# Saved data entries
• • • • • • •

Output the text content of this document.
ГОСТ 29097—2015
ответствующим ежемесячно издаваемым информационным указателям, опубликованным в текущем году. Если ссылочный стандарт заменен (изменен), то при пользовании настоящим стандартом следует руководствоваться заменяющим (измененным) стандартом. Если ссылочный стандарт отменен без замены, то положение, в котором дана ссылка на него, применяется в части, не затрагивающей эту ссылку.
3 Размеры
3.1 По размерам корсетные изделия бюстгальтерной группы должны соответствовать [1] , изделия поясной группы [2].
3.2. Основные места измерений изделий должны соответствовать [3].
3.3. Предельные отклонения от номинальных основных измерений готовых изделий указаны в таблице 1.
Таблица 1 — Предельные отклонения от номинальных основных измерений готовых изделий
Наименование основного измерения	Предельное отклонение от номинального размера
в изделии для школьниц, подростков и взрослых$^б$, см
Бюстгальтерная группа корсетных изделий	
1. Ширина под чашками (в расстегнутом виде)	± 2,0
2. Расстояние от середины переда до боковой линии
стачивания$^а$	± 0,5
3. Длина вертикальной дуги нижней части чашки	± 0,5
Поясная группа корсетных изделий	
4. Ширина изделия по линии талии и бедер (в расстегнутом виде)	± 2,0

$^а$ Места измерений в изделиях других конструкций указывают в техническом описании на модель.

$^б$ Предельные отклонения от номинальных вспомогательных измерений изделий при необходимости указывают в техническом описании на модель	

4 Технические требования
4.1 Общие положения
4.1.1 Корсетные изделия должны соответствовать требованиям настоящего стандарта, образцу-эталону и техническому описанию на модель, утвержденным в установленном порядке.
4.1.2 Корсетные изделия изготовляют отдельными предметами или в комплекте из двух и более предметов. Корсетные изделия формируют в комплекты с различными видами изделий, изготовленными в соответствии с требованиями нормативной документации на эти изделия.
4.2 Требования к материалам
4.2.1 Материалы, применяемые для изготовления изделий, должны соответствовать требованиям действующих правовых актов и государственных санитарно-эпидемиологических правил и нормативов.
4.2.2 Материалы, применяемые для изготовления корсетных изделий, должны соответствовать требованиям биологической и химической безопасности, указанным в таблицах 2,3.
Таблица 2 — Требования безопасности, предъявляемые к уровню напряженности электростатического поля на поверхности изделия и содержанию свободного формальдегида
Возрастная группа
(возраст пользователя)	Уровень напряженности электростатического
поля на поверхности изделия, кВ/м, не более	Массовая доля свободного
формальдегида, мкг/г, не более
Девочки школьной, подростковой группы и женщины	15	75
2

• • • • • • •

# GIVEN REQUEST
Go through the entries and return each line where the word "расстегнутом" appears.

# ANSWER TO THE PROBLEM
1. Ширина под чашками (в расстегнутом виде)	± 2,0
4. Ширина изделия по линии талии и бедер (в расстегнутом виде)	± 2,0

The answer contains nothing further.